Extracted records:
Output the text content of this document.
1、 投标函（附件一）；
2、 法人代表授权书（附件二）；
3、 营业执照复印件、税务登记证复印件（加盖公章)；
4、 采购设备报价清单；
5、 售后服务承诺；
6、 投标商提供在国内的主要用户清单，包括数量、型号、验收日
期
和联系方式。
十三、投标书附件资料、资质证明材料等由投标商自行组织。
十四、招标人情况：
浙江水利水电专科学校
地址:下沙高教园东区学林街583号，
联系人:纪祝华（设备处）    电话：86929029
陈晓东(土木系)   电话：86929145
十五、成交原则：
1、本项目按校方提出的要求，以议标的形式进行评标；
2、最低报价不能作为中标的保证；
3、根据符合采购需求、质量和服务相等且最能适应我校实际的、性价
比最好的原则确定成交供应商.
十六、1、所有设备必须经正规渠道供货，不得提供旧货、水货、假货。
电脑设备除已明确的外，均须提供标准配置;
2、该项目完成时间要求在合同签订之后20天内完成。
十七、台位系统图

TASK GOAL:
Please reproduce every line of the material word for word.

REPLY TO THE EXERCISE:
Output the text content of this document.
1、 投标函（附件一）；
2、 法人代表授权书（附件二）；
3、 营业执照复印件、税务登记证复印件（加盖公章)；
4、 采购设备报价清单；
5、 售后服务承诺；
6、 投标商提供在国内的主要用户清单，包括数量、型号、验收日
期
和联系方式。
十三、投标书附件资料、资质证明材料等由投标商自行组织。
十四、招标人情况：
浙江水利水电专科学校
地址:下沙高教园东区学林街583号，
联系人:纪祝华（设备处）    电话：86929029
陈晓东(土木系)   电话：86929145
十五、成交原则：
1、本项目按校方提出的要求，以议标的形式进行评标；
2、最低报价不能作为中标的保证；
3、根据符合采购需求、质量和服务相等且最能适应我校实际的、性价
比最好的原则确定成交供应商.
十六、1、所有设备必须经正规渠道供货，不得提供旧货、水货、假货。
电脑设备除已明确的外，均须提供标准配置;
2、该项目完成时间要求在合同签订之后20天内完成。
十七、台位系统图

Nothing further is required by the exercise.